Work to complete:
Scan the records and identify every line in which the string "What" occurs, then return those lines.

Records provided:
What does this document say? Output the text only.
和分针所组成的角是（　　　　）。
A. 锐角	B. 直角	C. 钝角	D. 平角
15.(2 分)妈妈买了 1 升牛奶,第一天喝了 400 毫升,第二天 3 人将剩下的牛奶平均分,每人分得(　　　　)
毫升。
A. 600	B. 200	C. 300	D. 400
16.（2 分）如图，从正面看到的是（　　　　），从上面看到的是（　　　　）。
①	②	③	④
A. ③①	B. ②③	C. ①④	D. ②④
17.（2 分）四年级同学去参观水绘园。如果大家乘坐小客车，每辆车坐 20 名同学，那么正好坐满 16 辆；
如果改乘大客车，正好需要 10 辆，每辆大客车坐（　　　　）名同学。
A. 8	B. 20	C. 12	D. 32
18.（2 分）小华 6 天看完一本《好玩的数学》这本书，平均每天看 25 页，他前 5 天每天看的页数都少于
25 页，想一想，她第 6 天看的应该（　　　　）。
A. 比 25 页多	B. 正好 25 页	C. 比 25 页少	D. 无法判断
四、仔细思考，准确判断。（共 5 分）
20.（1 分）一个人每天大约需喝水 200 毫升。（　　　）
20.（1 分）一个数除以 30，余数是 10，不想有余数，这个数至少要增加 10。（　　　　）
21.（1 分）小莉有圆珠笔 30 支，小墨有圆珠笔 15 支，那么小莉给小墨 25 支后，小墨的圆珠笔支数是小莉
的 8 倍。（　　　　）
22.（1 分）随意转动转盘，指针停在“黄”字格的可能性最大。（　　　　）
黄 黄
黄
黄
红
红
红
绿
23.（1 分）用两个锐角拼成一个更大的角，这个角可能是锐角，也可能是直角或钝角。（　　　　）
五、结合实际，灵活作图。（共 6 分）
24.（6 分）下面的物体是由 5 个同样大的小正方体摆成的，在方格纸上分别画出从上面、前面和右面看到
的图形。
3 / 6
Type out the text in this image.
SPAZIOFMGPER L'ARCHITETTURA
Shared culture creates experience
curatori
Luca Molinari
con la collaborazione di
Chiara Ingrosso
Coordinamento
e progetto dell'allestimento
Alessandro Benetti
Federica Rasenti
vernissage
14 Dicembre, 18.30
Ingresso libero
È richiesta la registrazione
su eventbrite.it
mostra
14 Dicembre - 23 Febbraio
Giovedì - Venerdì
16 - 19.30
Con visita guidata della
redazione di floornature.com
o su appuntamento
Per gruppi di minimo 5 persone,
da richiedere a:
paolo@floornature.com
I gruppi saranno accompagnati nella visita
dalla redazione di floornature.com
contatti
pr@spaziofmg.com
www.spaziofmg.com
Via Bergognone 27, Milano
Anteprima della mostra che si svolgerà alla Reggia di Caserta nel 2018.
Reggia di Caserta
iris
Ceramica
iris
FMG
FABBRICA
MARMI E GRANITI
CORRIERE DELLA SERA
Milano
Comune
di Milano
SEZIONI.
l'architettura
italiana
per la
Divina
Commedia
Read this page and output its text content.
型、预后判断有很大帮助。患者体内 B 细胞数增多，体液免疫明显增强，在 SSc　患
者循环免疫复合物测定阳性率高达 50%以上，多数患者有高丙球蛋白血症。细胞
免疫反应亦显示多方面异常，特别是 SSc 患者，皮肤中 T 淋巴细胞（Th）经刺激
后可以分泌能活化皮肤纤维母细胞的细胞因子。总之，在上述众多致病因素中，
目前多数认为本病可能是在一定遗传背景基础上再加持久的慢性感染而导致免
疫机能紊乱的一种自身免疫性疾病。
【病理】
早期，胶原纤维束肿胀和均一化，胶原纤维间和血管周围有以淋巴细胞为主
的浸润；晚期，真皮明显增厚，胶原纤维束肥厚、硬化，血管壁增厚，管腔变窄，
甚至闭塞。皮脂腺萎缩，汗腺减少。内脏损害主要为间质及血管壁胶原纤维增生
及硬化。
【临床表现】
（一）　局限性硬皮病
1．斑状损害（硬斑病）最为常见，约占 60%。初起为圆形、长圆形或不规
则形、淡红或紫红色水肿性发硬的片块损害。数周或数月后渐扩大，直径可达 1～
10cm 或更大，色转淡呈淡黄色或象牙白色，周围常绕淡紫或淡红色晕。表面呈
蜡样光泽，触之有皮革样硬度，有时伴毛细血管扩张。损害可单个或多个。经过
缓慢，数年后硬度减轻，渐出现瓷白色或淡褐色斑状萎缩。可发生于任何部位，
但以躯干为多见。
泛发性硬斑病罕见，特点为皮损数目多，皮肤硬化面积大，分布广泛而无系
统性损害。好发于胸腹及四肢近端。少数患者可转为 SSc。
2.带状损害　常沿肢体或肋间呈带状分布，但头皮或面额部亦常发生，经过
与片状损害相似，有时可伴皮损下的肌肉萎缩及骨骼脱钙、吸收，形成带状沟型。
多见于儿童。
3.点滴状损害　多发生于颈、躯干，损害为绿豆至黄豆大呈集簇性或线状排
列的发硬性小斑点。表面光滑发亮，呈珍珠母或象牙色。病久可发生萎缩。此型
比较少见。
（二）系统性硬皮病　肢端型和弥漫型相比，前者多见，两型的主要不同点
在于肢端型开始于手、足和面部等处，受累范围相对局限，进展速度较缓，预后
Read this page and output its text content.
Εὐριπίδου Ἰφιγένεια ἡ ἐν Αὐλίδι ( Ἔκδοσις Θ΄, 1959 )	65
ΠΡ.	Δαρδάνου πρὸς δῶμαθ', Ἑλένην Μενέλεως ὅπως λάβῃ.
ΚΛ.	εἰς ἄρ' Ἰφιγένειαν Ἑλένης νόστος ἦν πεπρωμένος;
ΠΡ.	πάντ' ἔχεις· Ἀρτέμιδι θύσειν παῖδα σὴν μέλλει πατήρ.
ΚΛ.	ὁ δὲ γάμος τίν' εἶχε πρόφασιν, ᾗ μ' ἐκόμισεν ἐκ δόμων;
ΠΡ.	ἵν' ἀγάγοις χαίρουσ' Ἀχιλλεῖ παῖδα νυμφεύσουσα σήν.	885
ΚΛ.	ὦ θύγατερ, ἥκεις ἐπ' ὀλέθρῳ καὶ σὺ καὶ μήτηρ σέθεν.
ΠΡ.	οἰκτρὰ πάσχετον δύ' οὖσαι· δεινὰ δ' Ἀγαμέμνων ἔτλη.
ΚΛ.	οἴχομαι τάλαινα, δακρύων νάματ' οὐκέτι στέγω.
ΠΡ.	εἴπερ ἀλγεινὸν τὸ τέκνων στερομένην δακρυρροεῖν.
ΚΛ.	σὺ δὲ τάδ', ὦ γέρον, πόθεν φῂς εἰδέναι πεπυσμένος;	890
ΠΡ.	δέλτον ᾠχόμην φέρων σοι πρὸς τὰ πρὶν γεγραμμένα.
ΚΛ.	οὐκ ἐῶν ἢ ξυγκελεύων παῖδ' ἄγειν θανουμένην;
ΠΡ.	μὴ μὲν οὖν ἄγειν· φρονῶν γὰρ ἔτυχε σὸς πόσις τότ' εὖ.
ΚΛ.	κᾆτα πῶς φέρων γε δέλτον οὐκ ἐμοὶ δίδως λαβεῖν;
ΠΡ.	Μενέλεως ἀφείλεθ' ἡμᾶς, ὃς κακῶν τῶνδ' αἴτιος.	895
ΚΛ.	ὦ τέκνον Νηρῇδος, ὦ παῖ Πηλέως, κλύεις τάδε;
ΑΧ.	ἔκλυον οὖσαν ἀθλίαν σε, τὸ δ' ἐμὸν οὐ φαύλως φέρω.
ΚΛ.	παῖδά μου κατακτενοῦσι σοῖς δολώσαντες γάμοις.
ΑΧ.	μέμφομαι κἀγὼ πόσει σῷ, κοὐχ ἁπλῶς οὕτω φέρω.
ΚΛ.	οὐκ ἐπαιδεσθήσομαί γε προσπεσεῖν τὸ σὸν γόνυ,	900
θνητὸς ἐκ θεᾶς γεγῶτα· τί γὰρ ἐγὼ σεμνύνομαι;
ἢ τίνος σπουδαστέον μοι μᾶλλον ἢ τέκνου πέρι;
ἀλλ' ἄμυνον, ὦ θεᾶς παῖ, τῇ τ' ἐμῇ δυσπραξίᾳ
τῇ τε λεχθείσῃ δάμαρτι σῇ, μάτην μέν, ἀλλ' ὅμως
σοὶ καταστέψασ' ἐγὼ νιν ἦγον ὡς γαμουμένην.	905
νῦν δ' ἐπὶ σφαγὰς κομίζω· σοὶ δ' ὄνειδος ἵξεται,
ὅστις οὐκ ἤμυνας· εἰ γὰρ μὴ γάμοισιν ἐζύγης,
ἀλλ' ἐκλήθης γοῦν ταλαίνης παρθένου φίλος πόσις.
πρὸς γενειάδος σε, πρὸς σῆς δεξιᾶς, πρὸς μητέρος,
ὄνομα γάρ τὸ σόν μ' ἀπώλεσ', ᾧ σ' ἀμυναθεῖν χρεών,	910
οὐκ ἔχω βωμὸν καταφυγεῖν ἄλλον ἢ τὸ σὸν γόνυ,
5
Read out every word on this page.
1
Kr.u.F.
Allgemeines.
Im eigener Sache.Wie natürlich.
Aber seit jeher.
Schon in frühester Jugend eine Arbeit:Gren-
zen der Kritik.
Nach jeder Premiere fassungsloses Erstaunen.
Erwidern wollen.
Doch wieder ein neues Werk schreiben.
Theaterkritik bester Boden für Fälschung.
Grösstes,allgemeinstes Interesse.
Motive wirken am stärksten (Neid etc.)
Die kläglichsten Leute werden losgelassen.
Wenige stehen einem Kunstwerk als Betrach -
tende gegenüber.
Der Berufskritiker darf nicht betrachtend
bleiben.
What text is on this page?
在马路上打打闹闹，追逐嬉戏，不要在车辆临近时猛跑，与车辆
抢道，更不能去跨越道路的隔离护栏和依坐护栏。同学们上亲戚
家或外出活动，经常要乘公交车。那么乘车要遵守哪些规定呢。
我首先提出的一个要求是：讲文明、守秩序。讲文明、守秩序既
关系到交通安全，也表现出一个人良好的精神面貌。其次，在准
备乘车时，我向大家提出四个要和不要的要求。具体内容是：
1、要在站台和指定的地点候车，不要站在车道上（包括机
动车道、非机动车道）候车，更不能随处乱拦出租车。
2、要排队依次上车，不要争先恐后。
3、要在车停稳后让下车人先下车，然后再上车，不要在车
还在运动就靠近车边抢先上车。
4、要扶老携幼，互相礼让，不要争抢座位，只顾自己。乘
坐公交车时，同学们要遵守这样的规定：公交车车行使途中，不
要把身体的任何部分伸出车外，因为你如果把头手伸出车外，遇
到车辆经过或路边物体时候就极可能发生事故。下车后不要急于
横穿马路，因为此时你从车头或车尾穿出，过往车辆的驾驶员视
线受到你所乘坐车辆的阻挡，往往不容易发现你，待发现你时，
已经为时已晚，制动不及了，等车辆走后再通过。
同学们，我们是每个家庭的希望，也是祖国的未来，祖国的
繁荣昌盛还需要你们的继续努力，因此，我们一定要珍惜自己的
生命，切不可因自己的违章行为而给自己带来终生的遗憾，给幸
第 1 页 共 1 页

Written response:
What does this document say? Output the text only.
What text is on this page?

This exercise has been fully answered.